(Items from a data source)
*****
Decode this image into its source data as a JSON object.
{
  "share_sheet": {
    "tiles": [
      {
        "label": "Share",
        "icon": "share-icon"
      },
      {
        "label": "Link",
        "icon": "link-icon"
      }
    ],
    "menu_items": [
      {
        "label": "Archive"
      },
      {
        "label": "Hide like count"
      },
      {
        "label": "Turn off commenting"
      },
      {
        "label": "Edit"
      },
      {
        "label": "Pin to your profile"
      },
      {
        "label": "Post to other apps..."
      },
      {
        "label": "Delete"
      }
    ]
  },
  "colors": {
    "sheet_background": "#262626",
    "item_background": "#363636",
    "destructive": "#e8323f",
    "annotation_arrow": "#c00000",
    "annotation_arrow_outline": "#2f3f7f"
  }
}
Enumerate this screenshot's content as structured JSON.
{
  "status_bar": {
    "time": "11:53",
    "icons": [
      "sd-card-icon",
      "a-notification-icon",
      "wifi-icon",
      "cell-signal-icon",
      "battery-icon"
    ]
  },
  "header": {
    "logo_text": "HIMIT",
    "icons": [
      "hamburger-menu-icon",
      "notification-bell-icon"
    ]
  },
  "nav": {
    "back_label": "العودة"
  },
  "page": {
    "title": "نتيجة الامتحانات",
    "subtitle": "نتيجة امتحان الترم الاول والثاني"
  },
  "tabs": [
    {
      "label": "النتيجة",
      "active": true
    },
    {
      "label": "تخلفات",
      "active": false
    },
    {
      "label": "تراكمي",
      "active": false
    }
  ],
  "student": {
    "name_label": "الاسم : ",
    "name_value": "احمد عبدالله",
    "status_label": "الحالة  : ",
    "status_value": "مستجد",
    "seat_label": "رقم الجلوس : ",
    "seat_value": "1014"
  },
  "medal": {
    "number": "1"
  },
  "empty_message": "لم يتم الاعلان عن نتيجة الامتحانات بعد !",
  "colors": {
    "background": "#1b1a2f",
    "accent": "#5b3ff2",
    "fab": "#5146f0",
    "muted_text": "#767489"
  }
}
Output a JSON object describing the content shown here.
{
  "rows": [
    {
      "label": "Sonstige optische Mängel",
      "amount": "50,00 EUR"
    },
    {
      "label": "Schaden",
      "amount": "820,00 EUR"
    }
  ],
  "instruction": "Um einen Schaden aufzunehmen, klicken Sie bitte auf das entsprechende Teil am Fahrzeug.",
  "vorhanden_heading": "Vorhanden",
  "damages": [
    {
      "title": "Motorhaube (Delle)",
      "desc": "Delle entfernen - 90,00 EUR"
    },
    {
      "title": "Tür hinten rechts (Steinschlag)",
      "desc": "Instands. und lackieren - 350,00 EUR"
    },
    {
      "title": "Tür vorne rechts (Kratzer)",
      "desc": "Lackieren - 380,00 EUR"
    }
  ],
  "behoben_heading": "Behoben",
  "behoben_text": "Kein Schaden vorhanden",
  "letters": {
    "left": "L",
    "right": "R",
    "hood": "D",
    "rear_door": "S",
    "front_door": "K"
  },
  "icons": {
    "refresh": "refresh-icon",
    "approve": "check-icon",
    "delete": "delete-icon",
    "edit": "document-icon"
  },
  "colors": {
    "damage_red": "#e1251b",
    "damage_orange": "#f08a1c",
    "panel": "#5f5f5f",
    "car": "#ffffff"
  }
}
*****
* Exercise aim: Every line above should be written out again exactly as it stands.

* Correct output:
Decode this image into its source data as a JSON object.
{
  "share_sheet": {
    "tiles": [
      {
        "label": "Share",
        "icon": "share-icon"
      },
      {
        "label": "Link",
        "icon": "link-icon"
      }
    ],
    "menu_items": [
      {
        "label": "Archive"
      },
      {
        "label": "Hide like count"
      },
      {
        "label": "Turn off commenting"
      },
      {
        "label": "Edit"
      },
      {
        "label": "Pin to your profile"
      },
      {
        "label": "Post to other apps..."
      },
      {
        "label": "Delete"
      }
    ]
  },
  "colors": {
    "sheet_background": "#262626",
    "item_background": "#363636",
    "destructive": "#e8323f",
    "annotation_arrow": "#c00000",
    "annotation_arrow_outline": "#2f3f7f"
  }
}
Enumerate this screenshot's content as structured JSON.
{
  "status_bar": {
    "time": "11:53",
    "icons": [
      "sd-card-icon",
      "a-notification-icon",
      "wifi-icon",
      "cell-signal-icon",
      "battery-icon"
    ]
  },
  "header": {
    "logo_text": "HIMIT",
    "icons": [
      "hamburger-menu-icon",
      "notification-bell-icon"
    ]
  },
  "nav": {
    "back_label": "العودة"
  },
  "page": {
    "title": "نتيجة الامتحانات",
    "subtitle": "نتيجة امتحان الترم الاول والثاني"
  },
  "tabs": [
    {
      "label": "النتيجة",
      "active": true
    },
    {
      "label": "تخلفات",
      "active": false
    },
    {
      "label": "تراكمي",
      "active": false
    }
  ],
  "student": {
    "name_label": "الاسم : ",
    "name_value": "احمد عبدالله",
    "status_label": "الحالة  : ",
    "status_value": "مستجد",
    "seat_label": "رقم الجلوس : ",
    "seat_value": "1014"
  },
  "medal": {
    "number": "1"
  },
  "empty_message": "لم يتم الاعلان عن نتيجة الامتحانات بعد !",
  "colors": {
    "background": "#1b1a2f",
    "accent": "#5b3ff2",
    "fab": "#5146f0",
    "muted_text": "#767489"
  }
}
Output a JSON object describing the content shown here.
{
  "rows": [
    {
      "label": "Sonstige optische Mängel",
      "amount": "50,00 EUR"
    },
    {
      "label": "Schaden",
      "amount": "820,00 EUR"
    }
  ],
  "instruction": "Um einen Schaden aufzunehmen, klicken Sie bitte auf das entsprechende Teil am Fahrzeug.",
  "vorhanden_heading": "Vorhanden",
  "damages": [
    {
      "title": "Motorhaube (Delle)",
      "desc": "Delle entfernen - 90,00 EUR"
    },
    {
      "title": "Tür hinten rechts (Steinschlag)",
      "desc": "Instands. und lackieren - 350,00 EUR"
    },
    {
      "title": "Tür vorne rechts (Kratzer)",
      "desc": "Lackieren - 380,00 EUR"
    }
  ],
  "behoben_heading": "Behoben",
  "behoben_text": "Kein Schaden vorhanden",
  "letters": {
    "left": "L",
    "right": "R",
    "hood": "D",
    "rear_door": "S",
    "front_door": "K"
  },
  "icons": {
    "refresh": "refresh-icon",
    "approve": "check-icon",
    "delete": "delete-icon",
    "edit": "document-icon"
  },
  "colors": {
    "damage_red": "#e1251b",
    "damage_orange": "#f08a1c",
    "panel": "#5f5f5f",
    "car": "#ffffff"
  }
}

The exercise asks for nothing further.